## GOAL
Select all lines with the string "object" in them, and copy those lines.

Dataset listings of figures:
----
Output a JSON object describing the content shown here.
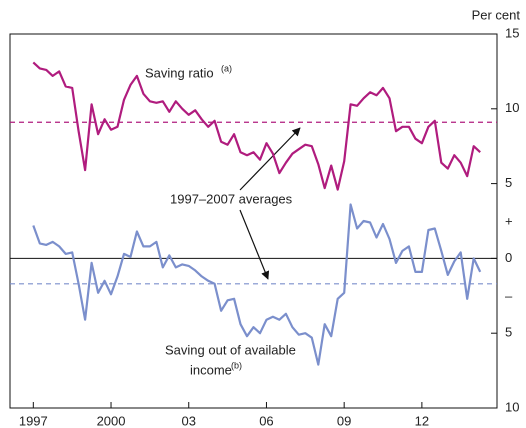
{
  "chart_data": {
    "type": "line",
    "unit_label": "Per cent",
    "x": [
      1997.0,
      1997.25,
      1997.5,
      1997.75,
      1998.0,
      1998.25,
      1998.5,
      1998.75,
      1999.0,
      1999.25,
      1999.5,
      1999.75,
      2000.0,
      2000.25,
      2000.5,
      2000.75,
      2001.0,
      2001.25,
      2001.5,
      2001.75,
      2002.0,
      2002.25,
      2002.5,
      2002.75,
      2003.0,
      2003.25,
      2003.5,
      2003.75,
      2004.0,
      2004.25,
      2004.5,
      2004.75,
      2005.0,
      2005.25,
      2005.5,
      2005.75,
      2006.0,
      2006.25,
      2006.5,
      2006.75,
      2007.0,
      2007.25,
      2007.5,
      2007.75,
      2008.0,
      2008.25,
      2008.5,
      2008.75,
      2009.0,
      2009.25,
      2009.5,
      2009.75,
      2010.0,
      2010.25,
      2010.5,
      2010.75,
      2011.0,
      2011.25,
      2011.5,
      2011.75,
      2012.0,
      2012.25,
      2012.5,
      2012.75,
      2013.0,
      2013.25,
      2013.5,
      2013.75,
      2014.0,
      2014.25
    ],
    "series": [
      {
        "color": "#b01c7e",
        "values": [
          13.1,
          12.7,
          12.6,
          12.2,
          12.5,
          11.5,
          11.4,
          8.5,
          5.9,
          10.3,
          8.3,
          9.3,
          8.6,
          8.8,
          10.6,
          11.6,
          12.2,
          11.0,
          10.5,
          10.4,
          10.5,
          9.8,
          10.5,
          10.0,
          9.6,
          9.9,
          9.3,
          8.8,
          9.2,
          7.8,
          7.6,
          8.3,
          7.1,
          6.9,
          7.1,
          6.6,
          7.7,
          7.0,
          5.7,
          6.4,
          7.0,
          7.3,
          7.6,
          7.5,
          6.3,
          4.7,
          6.2,
          4.6,
          6.5,
          10.3,
          10.2,
          10.7,
          11.1,
          10.9,
          11.4,
          10.7,
          8.5,
          8.8,
          8.8,
          8.0,
          7.7,
          8.8,
          9.2,
          6.4,
          6.0,
          6.9,
          6.4,
          5.5,
          7.5,
          7.1
        ]
      },
      {
        "color": "#7b8fcc",
        "values": [
          2.2,
          1.0,
          0.9,
          1.1,
          0.8,
          0.3,
          0.4,
          -1.7,
          -4.1,
          -0.3,
          -2.3,
          -1.5,
          -2.4,
          -1.2,
          0.3,
          0.1,
          1.8,
          0.8,
          0.8,
          1.1,
          -0.6,
          0.2,
          -0.6,
          -0.4,
          -0.5,
          -0.8,
          -1.2,
          -1.5,
          -1.7,
          -3.5,
          -2.8,
          -2.7,
          -4.4,
          -5.2,
          -4.6,
          -5.0,
          -4.1,
          -3.9,
          -4.1,
          -3.7,
          -4.6,
          -5.1,
          -5.0,
          -5.3,
          -7.1,
          -4.4,
          -5.2,
          -2.7,
          -2.3,
          3.6,
          2.0,
          2.5,
          2.4,
          1.4,
          2.3,
          1.3,
          -0.3,
          0.5,
          0.8,
          -0.9,
          -0.9,
          1.9,
          2.0,
          0.5,
          -1.1,
          -0.2,
          0.4,
          -2.7,
          0.0,
          -0.9
        ]
      }
    ],
    "averages": [
      {
        "value": 9.1,
        "color": "#b01c7e"
      },
      {
        "value": -1.7,
        "color": "#7b8fcc"
      }
    ],
    "annotations": {
      "saving_ratio": "Saving ratio",
      "saving_ratio_note": "(a)",
      "averages": "1997–2007 averages",
      "income_line1": "Saving out of available",
      "income_line2": "income",
      "income_note": "(b)",
      "plus": "+",
      "minus": "–"
    },
    "xlim": [
      1996.1,
      2014.9
    ],
    "xticks": [
      1997,
      2000,
      {
        "value": 2003,
        "label": "03"
      },
      {
        "value": 2006,
        "label": "06"
      },
      {
        "value": 2009,
        "label": "09"
      },
      {
        "value": 2012,
        "label": "12"
      }
    ],
    "ylim": [
      -10,
      15
    ],
    "yticks": [
      15,
      10,
      5,
      0,
      {
        "value": -5,
        "label": "5"
      },
      {
        "value": -10,
        "label": "10"
      }
    ]
  }
}
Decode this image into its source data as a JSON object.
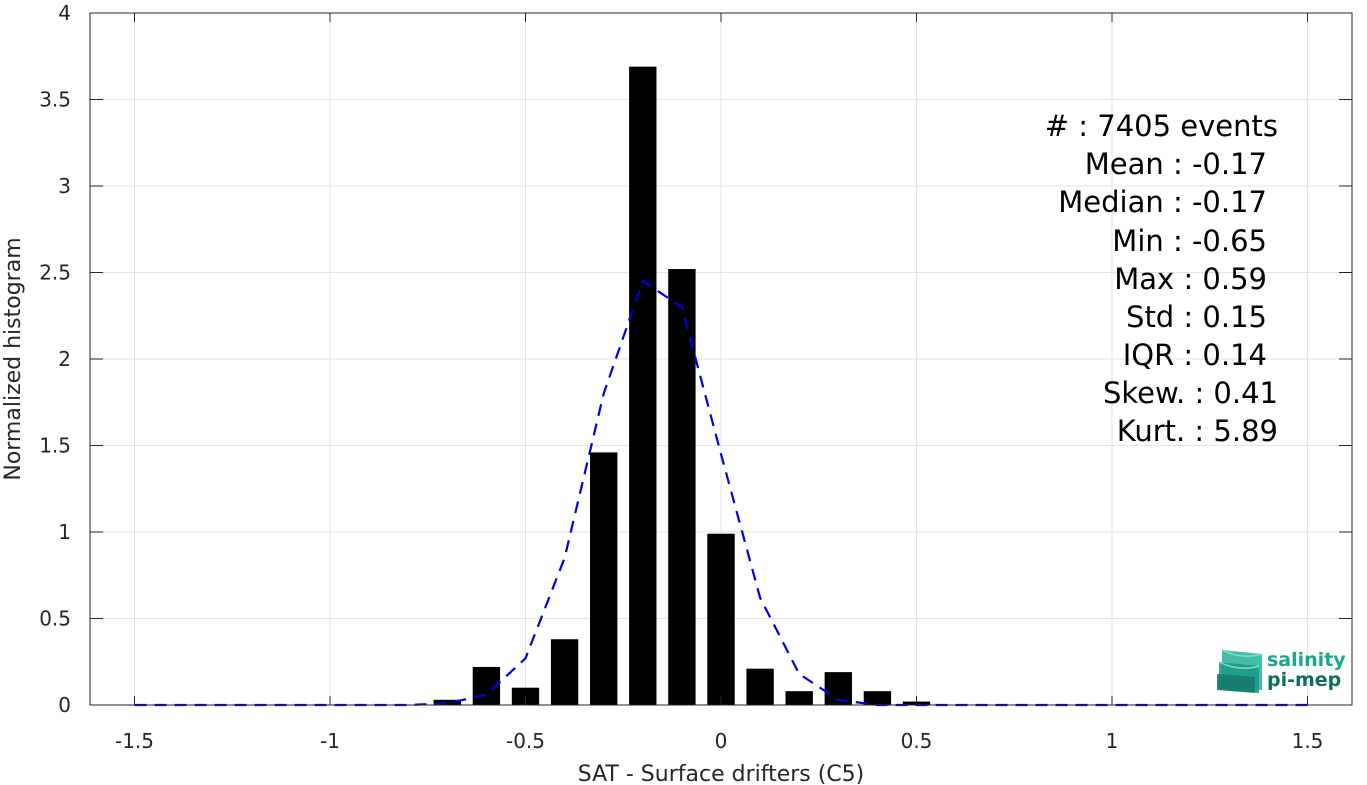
{
  "chart_data": {
    "type": "bar",
    "xlabel": "SAT - Surface drifters (C5)",
    "ylabel": "Normalized histogram",
    "xlim": [
      -1.5,
      1.5
    ],
    "ylim": [
      0,
      4
    ],
    "x_ticks": [
      -1.5,
      -1,
      -0.5,
      0,
      0.5,
      1,
      1.5
    ],
    "x_tick_labels": [
      "-1.5",
      "-1",
      "-0.5",
      "0",
      "0.5",
      "1",
      "1.5"
    ],
    "y_ticks": [
      0,
      0.5,
      1,
      1.5,
      2,
      2.5,
      3,
      3.5,
      4
    ],
    "y_tick_labels": [
      "0",
      "0.5",
      "1",
      "1.5",
      "2",
      "2.5",
      "3",
      "3.5",
      "4"
    ],
    "grid": true,
    "bar_width": 0.07,
    "histogram": {
      "x": [
        -0.7,
        -0.6,
        -0.5,
        -0.4,
        -0.3,
        -0.2,
        -0.1,
        0.0,
        0.1,
        0.2,
        0.3,
        0.4,
        0.5
      ],
      "values": [
        0.03,
        0.22,
        0.1,
        0.38,
        1.46,
        3.69,
        2.52,
        0.99,
        0.21,
        0.08,
        0.19,
        0.08,
        0.02
      ],
      "color": "#000000"
    },
    "fit_curve": {
      "style": "dashed",
      "color": "#0000dd",
      "x": [
        -1.5,
        -1.4,
        -1.3,
        -1.2,
        -1.1,
        -1.0,
        -0.9,
        -0.8,
        -0.7,
        -0.6,
        -0.5,
        -0.4,
        -0.3,
        -0.2,
        -0.1,
        0.0,
        0.1,
        0.2,
        0.3,
        0.4,
        0.5,
        0.6,
        0.7,
        0.8,
        0.9,
        1.0,
        1.1,
        1.2,
        1.3,
        1.4,
        1.5
      ],
      "y": [
        0,
        0,
        0,
        0,
        0,
        0,
        0,
        0,
        0.01,
        0.06,
        0.27,
        0.85,
        1.8,
        2.45,
        2.3,
        1.45,
        0.62,
        0.18,
        0.03,
        0.0,
        0,
        0,
        0,
        0,
        0,
        0,
        0,
        0,
        0,
        0,
        0
      ]
    }
  },
  "stats": {
    "count": "#  : 7405 events",
    "mean": "Mean : -0.17",
    "median": "Median : -0.17",
    "min": "Min : -0.65",
    "max": "Max : 0.59",
    "std": "Std : 0.15",
    "iqr": "IQR : 0.14",
    "skew": "Skew. : 0.41",
    "kurt": "Kurt. : 5.89"
  },
  "logo": {
    "line1": "salinity",
    "line2": "pi-mep",
    "color_top": "#1aa58f",
    "color_bottom": "#0f6e61"
  }
}
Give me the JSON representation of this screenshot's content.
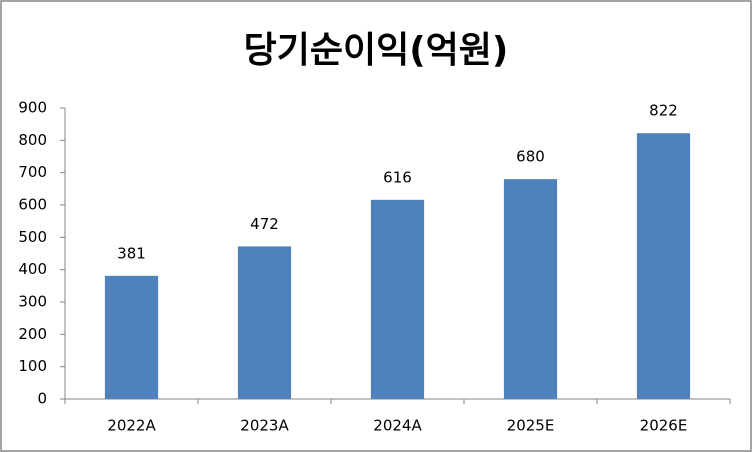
{
  "chart_data": {
    "type": "bar",
    "title": "당기순이익(억원)",
    "categories": [
      "2022A",
      "2023A",
      "2024A",
      "2025E",
      "2026E"
    ],
    "values": [
      381,
      472,
      616,
      680,
      822
    ],
    "color": "#4f81bd",
    "ylim": [
      0,
      900
    ],
    "yticks": [
      0,
      100,
      200,
      300,
      400,
      500,
      600,
      700,
      800,
      900
    ],
    "grid": false
  }
}
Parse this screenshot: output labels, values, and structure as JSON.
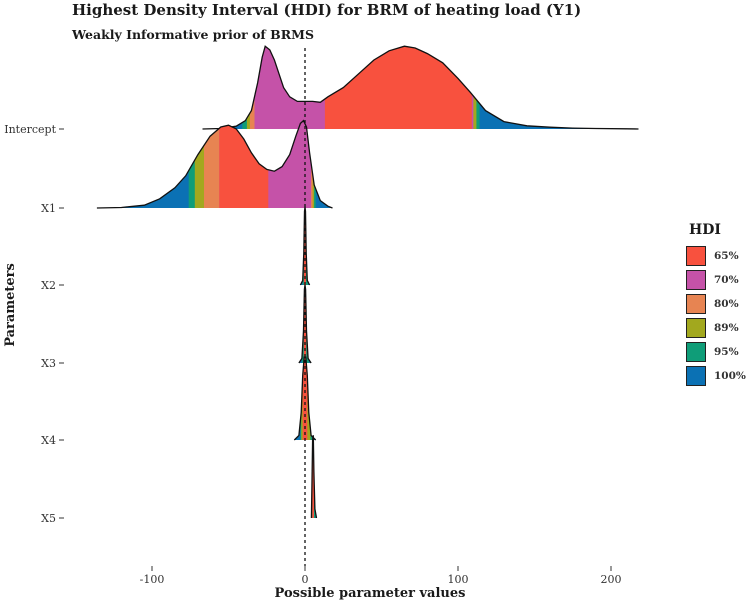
{
  "chart_data": {
    "type": "ridgeline",
    "title": "Highest Density Interval (HDI) for BRM of heating load (Y1)",
    "subtitle": "Weakly Informative prior of BRMS",
    "xlabel": "Possible parameter values",
    "ylabel": "Parameters",
    "xlim": [
      -150,
      222
    ],
    "x_ticks": [
      -100,
      0,
      100,
      200
    ],
    "reference_line_x": 0,
    "legend": {
      "title": "HDI",
      "placement": "right",
      "entries": [
        {
          "label": "65%",
          "color": "#F8513E"
        },
        {
          "label": "70%",
          "color": "#C552A8"
        },
        {
          "label": "80%",
          "color": "#E78452"
        },
        {
          "label": "89%",
          "color": "#A2A81E"
        },
        {
          "label": "95%",
          "color": "#0F9D78"
        },
        {
          "label": "100%",
          "color": "#0B71B4"
        }
      ]
    },
    "series": [
      {
        "name": "Intercept",
        "curve": [
          [
            -67,
            0
          ],
          [
            -55,
            0.005
          ],
          [
            -45,
            0.03
          ],
          [
            -39,
            0.09
          ],
          [
            -35,
            0.2
          ],
          [
            -31,
            0.5
          ],
          [
            -28,
            0.78
          ],
          [
            -26,
            0.9
          ],
          [
            -23,
            0.86
          ],
          [
            -20,
            0.75
          ],
          [
            -17,
            0.6
          ],
          [
            -14,
            0.45
          ],
          [
            -10,
            0.35
          ],
          [
            -5,
            0.3
          ],
          [
            0,
            0.3
          ],
          [
            5,
            0.3
          ],
          [
            10,
            0.29
          ],
          [
            15,
            0.35
          ],
          [
            25,
            0.45
          ],
          [
            35,
            0.6
          ],
          [
            45,
            0.75
          ],
          [
            55,
            0.85
          ],
          [
            65,
            0.9
          ],
          [
            72,
            0.88
          ],
          [
            80,
            0.82
          ],
          [
            90,
            0.72
          ],
          [
            100,
            0.55
          ],
          [
            108,
            0.4
          ],
          [
            118,
            0.2
          ],
          [
            130,
            0.08
          ],
          [
            145,
            0.035
          ],
          [
            160,
            0.02
          ],
          [
            175,
            0.01
          ],
          [
            190,
            0.005
          ],
          [
            210,
            0.002
          ],
          [
            218,
            0
          ]
        ],
        "bands": [
          {
            "hdi": "100%",
            "from": -67,
            "to": 218
          },
          {
            "hdi": "95%",
            "from": -41,
            "to": 114
          },
          {
            "hdi": "89%",
            "from": -38,
            "to": 112
          },
          {
            "hdi": "80%",
            "from": -36,
            "to": 110
          },
          {
            "hdi": "70%",
            "from": -33,
            "to": 110
          },
          {
            "hdi": "65%",
            "from": 13,
            "to": 109
          }
        ]
      },
      {
        "name": "X1",
        "curve": [
          [
            -136,
            0
          ],
          [
            -120,
            0.005
          ],
          [
            -105,
            0.03
          ],
          [
            -95,
            0.1
          ],
          [
            -85,
            0.22
          ],
          [
            -78,
            0.35
          ],
          [
            -70,
            0.58
          ],
          [
            -62,
            0.78
          ],
          [
            -55,
            0.88
          ],
          [
            -50,
            0.9
          ],
          [
            -45,
            0.86
          ],
          [
            -40,
            0.75
          ],
          [
            -35,
            0.6
          ],
          [
            -30,
            0.48
          ],
          [
            -25,
            0.42
          ],
          [
            -20,
            0.4
          ],
          [
            -15,
            0.45
          ],
          [
            -10,
            0.58
          ],
          [
            -6,
            0.78
          ],
          [
            -3,
            0.92
          ],
          [
            -1,
            0.95
          ],
          [
            1,
            0.88
          ],
          [
            3,
            0.6
          ],
          [
            6,
            0.25
          ],
          [
            10,
            0.08
          ],
          [
            15,
            0.02
          ],
          [
            18,
            0
          ]
        ],
        "bands": [
          {
            "hdi": "100%",
            "from": -136,
            "to": 18
          },
          {
            "hdi": "95%",
            "from": -76,
            "to": 7
          },
          {
            "hdi": "89%",
            "from": -72,
            "to": 6
          },
          {
            "hdi": "80%",
            "from": -66,
            "to": 5
          },
          {
            "hdi": "70%",
            "from": -56,
            "to": 4
          },
          {
            "hdi": "65%",
            "from": -56,
            "to": -24
          }
        ]
      },
      {
        "name": "X2",
        "curve": [
          [
            -3,
            0
          ],
          [
            -1.5,
            0.05
          ],
          [
            -0.8,
            0.35
          ],
          [
            -0.3,
            0.8
          ],
          [
            0,
            0.85
          ],
          [
            0.3,
            0.8
          ],
          [
            0.8,
            0.35
          ],
          [
            1.5,
            0.05
          ],
          [
            3,
            0
          ]
        ],
        "bands": [
          {
            "hdi": "100%",
            "from": -3,
            "to": 3
          },
          {
            "hdi": "95%",
            "from": -1.5,
            "to": 2
          },
          {
            "hdi": "65%",
            "from": -0.7,
            "to": 0.7
          }
        ]
      },
      {
        "name": "X3",
        "curve": [
          [
            -4,
            0
          ],
          [
            -2,
            0.05
          ],
          [
            -1,
            0.35
          ],
          [
            -0.4,
            0.8
          ],
          [
            0,
            0.85
          ],
          [
            0.4,
            0.8
          ],
          [
            1,
            0.35
          ],
          [
            2,
            0.05
          ],
          [
            4,
            0
          ]
        ],
        "bands": [
          {
            "hdi": "100%",
            "from": -4,
            "to": 4
          },
          {
            "hdi": "95%",
            "from": -2,
            "to": 2.5
          },
          {
            "hdi": "65%",
            "from": -0.8,
            "to": 0.8
          }
        ]
      },
      {
        "name": "X4",
        "curve": [
          [
            -7,
            0
          ],
          [
            -4,
            0.05
          ],
          [
            -2.5,
            0.3
          ],
          [
            -1.5,
            0.7
          ],
          [
            -0.5,
            0.9
          ],
          [
            0.5,
            0.9
          ],
          [
            1.5,
            0.7
          ],
          [
            2.5,
            0.3
          ],
          [
            4,
            0.05
          ],
          [
            7,
            0
          ]
        ],
        "bands": [
          {
            "hdi": "100%",
            "from": -7,
            "to": 7
          },
          {
            "hdi": "95%",
            "from": -3,
            "to": 5
          },
          {
            "hdi": "89%",
            "from": -2.5,
            "to": 3.5
          },
          {
            "hdi": "65%",
            "from": -1.5,
            "to": 1.5
          }
        ]
      },
      {
        "name": "X5",
        "curve": [
          [
            4.2,
            0
          ],
          [
            4.6,
            0.4
          ],
          [
            5,
            0.85
          ],
          [
            5.4,
            0.9
          ],
          [
            5.8,
            0.5
          ],
          [
            6.5,
            0.1
          ],
          [
            7.5,
            0
          ]
        ],
        "bands": [
          {
            "hdi": "100%",
            "from": 4.2,
            "to": 7.5
          },
          {
            "hdi": "95%",
            "from": 4.4,
            "to": 6.8
          },
          {
            "hdi": "65%",
            "from": 4.7,
            "to": 5.9
          }
        ]
      }
    ]
  }
}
----
## EXERCISE OUTPUT
Output a JSON object describing the content shown here.
Decode this image into its source data as a JSON object.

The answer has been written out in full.